▶ **Instruction**
Pull every line that holds the word "Normal" from the entries.

>>>

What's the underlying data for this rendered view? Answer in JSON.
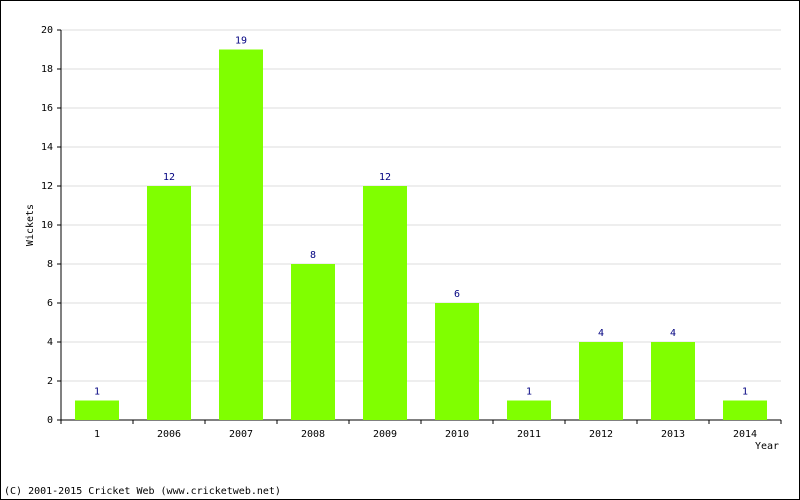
{
  "chart_data": {
    "type": "bar",
    "categories": [
      "1",
      "2006",
      "2007",
      "2008",
      "2009",
      "2010",
      "2011",
      "2012",
      "2013",
      "2014"
    ],
    "values": [
      1,
      12,
      19,
      8,
      12,
      6,
      1,
      4,
      4,
      1
    ],
    "color": "#80ff00",
    "y_label": "Wickets",
    "x_label": "Year",
    "footer": "(C) 2001-2015 Cricket Web (www.cricketweb.net)",
    "ylim": [
      0,
      20
    ],
    "yticks": [
      0,
      2,
      4,
      6,
      8,
      10,
      12,
      14,
      16,
      18,
      20
    ],
    "grid": true
  }
}
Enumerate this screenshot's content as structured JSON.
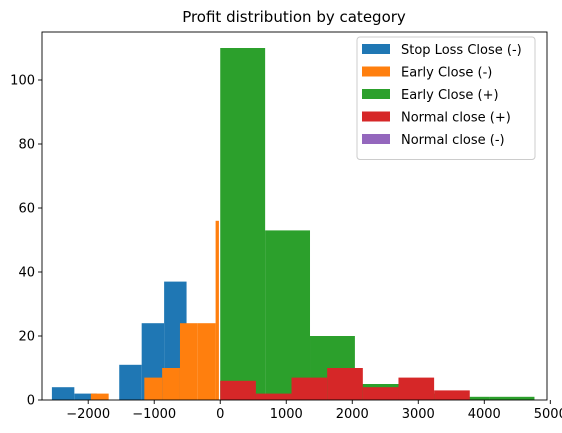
{
  "chart_data": {
    "type": "bar",
    "title": "Profit distribution by category",
    "xlabel": "",
    "ylabel": "",
    "xlim": [
      -2700,
      4950
    ],
    "ylim": [
      0,
      115
    ],
    "xticks": [
      -2000,
      -1000,
      0,
      1000,
      2000,
      3000,
      4000,
      5000
    ],
    "xtick_labels": [
      "−2000",
      "−1000",
      "0",
      "1000",
      "2000",
      "3000",
      "4000",
      "5000"
    ],
    "yticks": [
      0,
      20,
      40,
      60,
      80,
      100
    ],
    "ytick_labels": [
      "0",
      "20",
      "40",
      "60",
      "80",
      "100"
    ],
    "grid": false,
    "legend_position": "top-right",
    "series": [
      {
        "name": "Stop Loss Close (-)",
        "color": "#1f77b4",
        "bins": [
          {
            "x0": -2550,
            "x1": -2210,
            "count": 4
          },
          {
            "x0": -2210,
            "x1": -1870,
            "count": 2
          },
          {
            "x0": -1870,
            "x1": -1530,
            "count": 0
          },
          {
            "x0": -1530,
            "x1": -1190,
            "count": 11
          },
          {
            "x0": -1190,
            "x1": -850,
            "count": 24
          },
          {
            "x0": -850,
            "x1": -510,
            "count": 37
          }
        ]
      },
      {
        "name": "Early Close (-)",
        "color": "#ff7f0e",
        "bins": [
          {
            "x0": -1960,
            "x1": -1690,
            "count": 2
          },
          {
            "x0": -1690,
            "x1": -1420,
            "count": 0
          },
          {
            "x0": -1420,
            "x1": -1150,
            "count": 0
          },
          {
            "x0": -1150,
            "x1": -880,
            "count": 7
          },
          {
            "x0": -880,
            "x1": -610,
            "count": 10
          },
          {
            "x0": -610,
            "x1": -340,
            "count": 24
          },
          {
            "x0": -340,
            "x1": -70,
            "count": 24
          },
          {
            "x0": -70,
            "x1": -20,
            "count": 56
          }
        ]
      },
      {
        "name": "Early Close (+)",
        "color": "#2ca02c",
        "bins": [
          {
            "x0": 0,
            "x1": 680,
            "count": 110
          },
          {
            "x0": 680,
            "x1": 1360,
            "count": 53
          },
          {
            "x0": 1360,
            "x1": 2040,
            "count": 20
          },
          {
            "x0": 2040,
            "x1": 2720,
            "count": 5
          },
          {
            "x0": 2720,
            "x1": 3400,
            "count": 2
          },
          {
            "x0": 3400,
            "x1": 4080,
            "count": 1
          },
          {
            "x0": 4080,
            "x1": 4760,
            "count": 1
          }
        ]
      },
      {
        "name": "Normal close (+)",
        "color": "#d62728",
        "bins": [
          {
            "x0": 0,
            "x1": 540,
            "count": 6
          },
          {
            "x0": 540,
            "x1": 1080,
            "count": 2
          },
          {
            "x0": 1080,
            "x1": 1620,
            "count": 7
          },
          {
            "x0": 1620,
            "x1": 2160,
            "count": 10
          },
          {
            "x0": 2160,
            "x1": 2700,
            "count": 4
          },
          {
            "x0": 2700,
            "x1": 3240,
            "count": 7
          },
          {
            "x0": 3240,
            "x1": 3780,
            "count": 3
          }
        ]
      },
      {
        "name": "Normal close (-)",
        "color": "#9467bd",
        "bins": []
      }
    ]
  }
}
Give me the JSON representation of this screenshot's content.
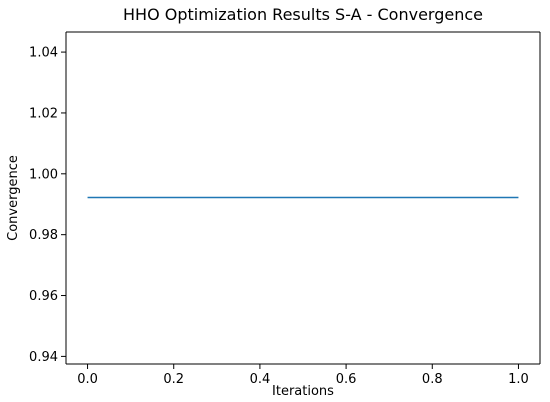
{
  "chart_data": {
    "type": "line",
    "title": "HHO Optimization Results S-A - Convergence",
    "xlabel": "Iterations",
    "ylabel": "Convergence",
    "xlim": [
      -0.05,
      1.05
    ],
    "ylim": [
      0.9375,
      1.0466
    ],
    "xticks": [
      0.0,
      0.2,
      0.4,
      0.6,
      0.8,
      1.0
    ],
    "xtick_labels": [
      "0.0",
      "0.2",
      "0.4",
      "0.6",
      "0.8",
      "1.0"
    ],
    "yticks": [
      0.94,
      0.96,
      0.98,
      1.0,
      1.02,
      1.04
    ],
    "ytick_labels": [
      "0.94",
      "0.96",
      "0.98",
      "1.00",
      "1.02",
      "1.04"
    ],
    "grid": false,
    "series": [
      {
        "color": "#1f77b4",
        "x": [
          0,
          1
        ],
        "y": [
          0.9922,
          0.9922
        ]
      }
    ]
  }
}
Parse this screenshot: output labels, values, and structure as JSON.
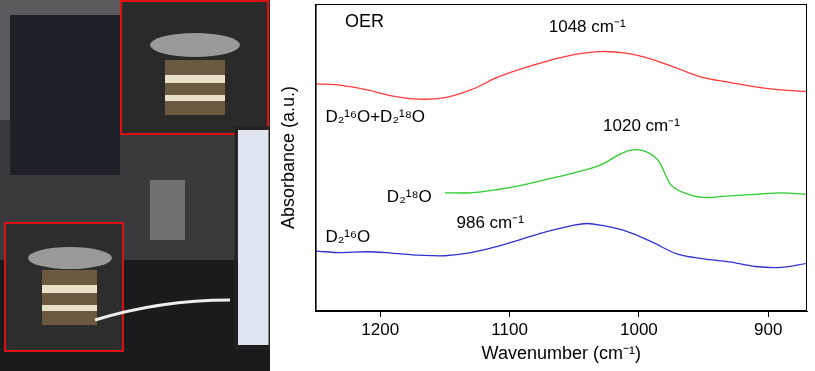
{
  "chart_data": {
    "type": "line",
    "title": "OER",
    "x_label": "Wavenumber (cm⁻¹)",
    "y_label": "Absorbance (a.u.)",
    "xlim": [
      1250,
      870
    ],
    "xticks": [
      1200,
      1100,
      1000,
      900
    ],
    "ylim": [
      0,
      10
    ],
    "tick_labels": "x",
    "grid": false,
    "series": [
      {
        "name": "D₂¹⁶O+D₂¹⁸O",
        "color": "#ff3b3b",
        "x": [
          1250,
          1230,
          1210,
          1190,
          1170,
          1150,
          1130,
          1110,
          1090,
          1070,
          1050,
          1030,
          1010,
          990,
          970,
          950,
          930,
          910,
          890,
          870
        ],
        "values": [
          7.4,
          7.35,
          7.2,
          7.0,
          6.9,
          6.95,
          7.2,
          7.6,
          7.9,
          8.15,
          8.35,
          8.45,
          8.4,
          8.2,
          7.9,
          7.6,
          7.45,
          7.3,
          7.2,
          7.15
        ]
      },
      {
        "name": "D₂¹⁸O",
        "color": "#2ecc2e",
        "x": [
          1150,
          1130,
          1110,
          1090,
          1070,
          1050,
          1030,
          1015,
          1005,
          995,
          985,
          975,
          965,
          950,
          930,
          910,
          890,
          870
        ],
        "values": [
          3.85,
          3.85,
          3.95,
          4.1,
          4.3,
          4.5,
          4.75,
          5.1,
          5.25,
          5.2,
          4.9,
          4.1,
          3.85,
          3.7,
          3.75,
          3.8,
          3.85,
          3.8
        ]
      },
      {
        "name": "D₂¹⁶O",
        "color": "#3030d0",
        "x": [
          1250,
          1230,
          1210,
          1190,
          1170,
          1150,
          1130,
          1110,
          1090,
          1070,
          1050,
          1040,
          1030,
          1010,
          990,
          970,
          950,
          930,
          910,
          890,
          870
        ],
        "values": [
          1.95,
          1.9,
          1.93,
          1.88,
          1.82,
          1.8,
          1.9,
          2.1,
          2.35,
          2.6,
          2.8,
          2.85,
          2.8,
          2.6,
          2.25,
          1.85,
          1.7,
          1.6,
          1.45,
          1.42,
          1.55
        ]
      }
    ],
    "annotations": [
      {
        "text": "1048 cm⁻¹",
        "x": 1040,
        "y": 9.25
      },
      {
        "text": "1020 cm⁻¹",
        "x": 998,
        "y": 6.0
      },
      {
        "text": "986 cm⁻¹",
        "x": 1115,
        "y": 2.85
      }
    ]
  }
}
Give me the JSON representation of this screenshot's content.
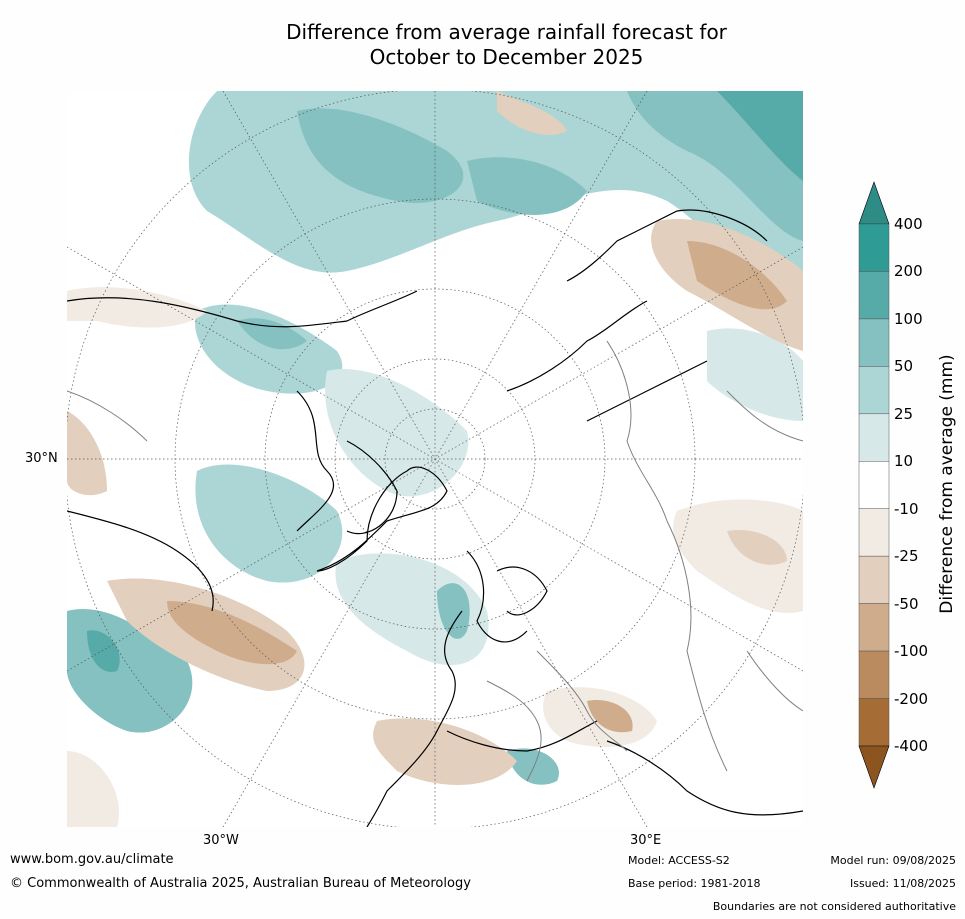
{
  "title": {
    "line1": "Difference from average rainfall forecast for",
    "line2": "October to December 2025"
  },
  "map": {
    "projection": "north polar stereographic",
    "lat_label": "30°N",
    "lon_labels": [
      "30°W",
      "30°E"
    ],
    "colors": {
      "ocean_wet": "#86c3c0",
      "land_line": "#000000",
      "border_line": "#808080"
    }
  },
  "colorbar": {
    "title": "Difference from average (mm)",
    "ticks": [
      "400",
      "200",
      "100",
      "50",
      "25",
      "10",
      "-10",
      "-25",
      "-50",
      "-100",
      "-200",
      "-400"
    ],
    "colors": [
      "#2e8c86",
      "#2f9b95",
      "#56aaa8",
      "#84c1c0",
      "#acd6d5",
      "#d6e9e8",
      "#ffffff",
      "#f1ebe4",
      "#e3cfbe",
      "#cfac8c",
      "#bb8b60",
      "#a66c35",
      "#8c5520"
    ]
  },
  "footer": {
    "url": "www.bom.gov.au/climate",
    "copyright": "© Commonwealth of Australia 2025, Australian Bureau of Meteorology",
    "model": "Model: ACCESS-S2",
    "base_period": "Base period: 1981-2018",
    "model_run": "Model run: 09/08/2025",
    "issued": "Issued: 11/08/2025",
    "disclaimer": "Boundaries are not considered authoritative"
  }
}
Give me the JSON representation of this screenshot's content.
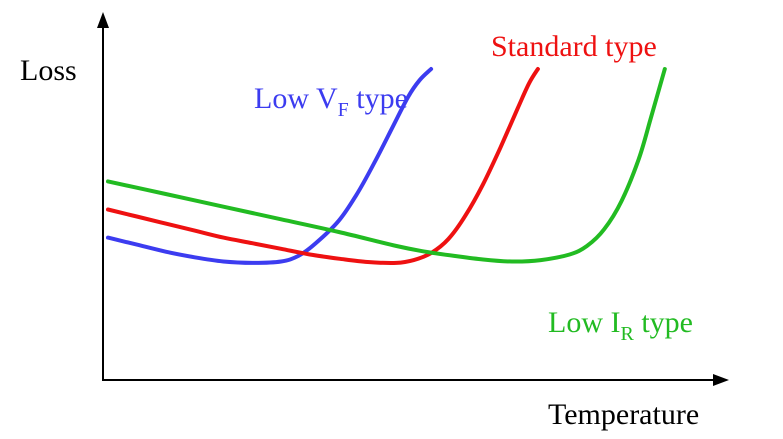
{
  "chart_data": {
    "type": "line",
    "title": "",
    "xlabel": "Temperature",
    "ylabel": "Loss",
    "grid": false,
    "legend": "none",
    "xlim": [
      0,
      100
    ],
    "ylim": [
      0,
      100
    ],
    "ticks": {
      "x": [],
      "y": []
    },
    "series": [
      {
        "name": "Low VF type",
        "label_main": "Low V",
        "label_sub": "F",
        "label_rest": " type",
        "color": "#3c3cf0",
        "x": [
          0,
          5,
          10,
          15,
          20,
          25,
          30,
          33,
          36,
          40,
          43,
          46,
          49,
          52,
          54,
          56
        ],
        "y": [
          40,
          37.5,
          35,
          33,
          31.5,
          31,
          31.5,
          33.5,
          38,
          46,
          55,
          66,
          78,
          90,
          96,
          100
        ]
      },
      {
        "name": "Standard type",
        "label_main": "Standard type",
        "label_sub": "",
        "label_rest": "",
        "color": "#ee1111",
        "x": [
          0,
          5,
          10,
          15,
          20,
          25,
          30,
          35,
          40,
          45,
          50,
          53,
          56,
          59,
          62,
          65,
          68,
          71,
          73,
          74.5
        ],
        "y": [
          50,
          47.5,
          45,
          42.5,
          40,
          38,
          36,
          34,
          32.5,
          31.3,
          31,
          32,
          34.5,
          39.5,
          48,
          59,
          72,
          86,
          95,
          100
        ]
      },
      {
        "name": "Low IR type",
        "label_main": "Low I",
        "label_sub": "R",
        "label_rest": " type",
        "color": "#22bb22",
        "x": [
          0,
          10,
          20,
          30,
          40,
          50,
          55,
          60,
          65,
          70,
          75,
          80,
          83,
          86,
          89,
          92,
          94,
          96.5
        ],
        "y": [
          60,
          55.5,
          51,
          46.5,
          42,
          37,
          35,
          33.5,
          32.2,
          31.5,
          32,
          34,
          37,
          43,
          53,
          68,
          82,
          100
        ]
      }
    ]
  }
}
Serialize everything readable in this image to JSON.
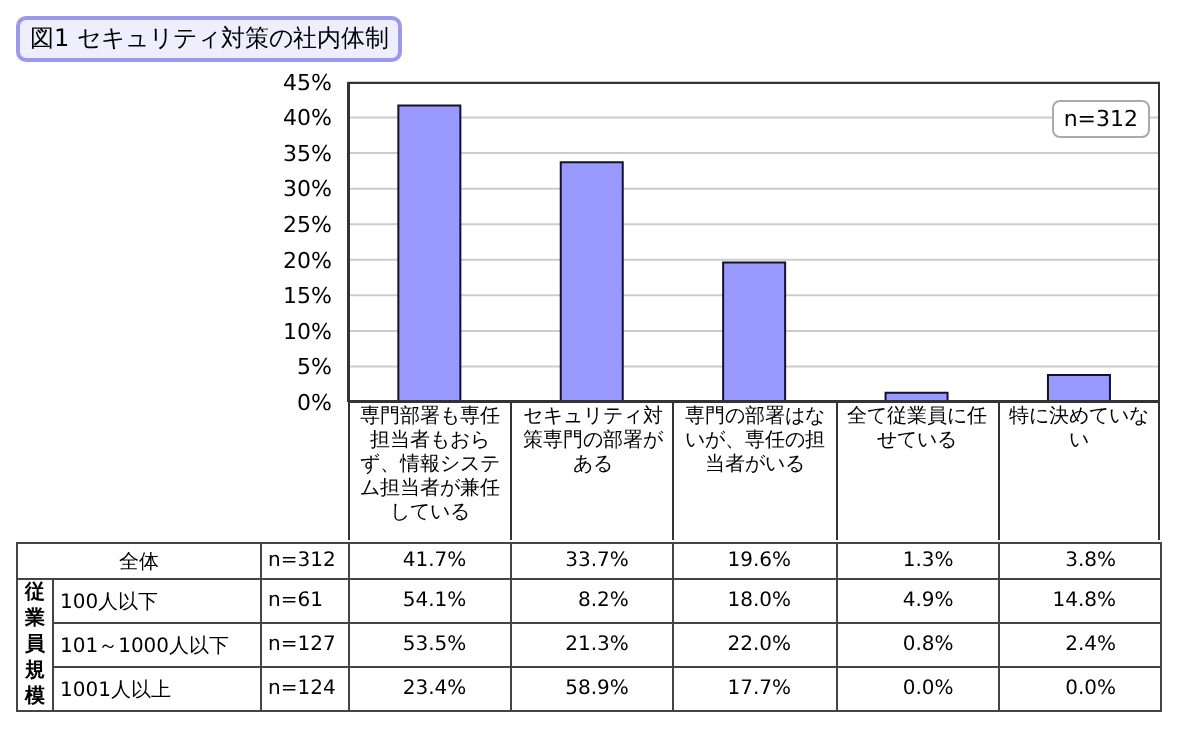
{
  "chart_data": [
    {
      "type": "bar",
      "title": "図1 セキュリティ対策の社内体制",
      "categories": [
        "専門部署も専任担当者もおらず、情報システム担当者が兼任している",
        "セキュリティ対策専門の部署がある",
        "専門の部署はないが、専任の担当者がいる",
        "全て従業員に任せている",
        "特に決めていない"
      ],
      "values": [
        41.7,
        33.7,
        19.6,
        1.3,
        3.8
      ],
      "color": "#9999ff",
      "ylim": [
        0,
        45
      ],
      "yticks": [
        {
          "value": 0,
          "label": "0%"
        },
        {
          "value": 5,
          "label": "5%"
        },
        {
          "value": 10,
          "label": "10%"
        },
        {
          "value": 15,
          "label": "15%"
        },
        {
          "value": 20,
          "label": "20%"
        },
        {
          "value": 25,
          "label": "25%"
        },
        {
          "value": 30,
          "label": "30%"
        },
        {
          "value": 35,
          "label": "35%"
        },
        {
          "value": 40,
          "label": "40%"
        },
        {
          "value": 45,
          "label": "45%"
        }
      ],
      "grid": "y",
      "annotations": [
        "n=312"
      ]
    },
    {
      "type": "other",
      "title": "従業員規模",
      "y_categories": [
        "全体",
        "100人以下",
        "101～1000人以下",
        "1001人以上"
      ],
      "y2_categories": [
        "n=312",
        "n=61",
        "n=127",
        "n=124"
      ],
      "cell_labels": [
        [
          "41.7%",
          "33.7%",
          "19.6%",
          "1.3%",
          "3.8%"
        ],
        [
          "54.1%",
          "8.2%",
          "18.0%",
          "4.9%",
          "14.8%"
        ],
        [
          "53.5%",
          "21.3%",
          "22.0%",
          "0.8%",
          "2.4%"
        ],
        [
          "23.4%",
          "58.9%",
          "17.7%",
          "0.0%",
          "0.0%"
        ]
      ]
    }
  ]
}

<<<

▶ **Correct response**
        "name": "Normal close (+)",
        "name": "Normal close (-)",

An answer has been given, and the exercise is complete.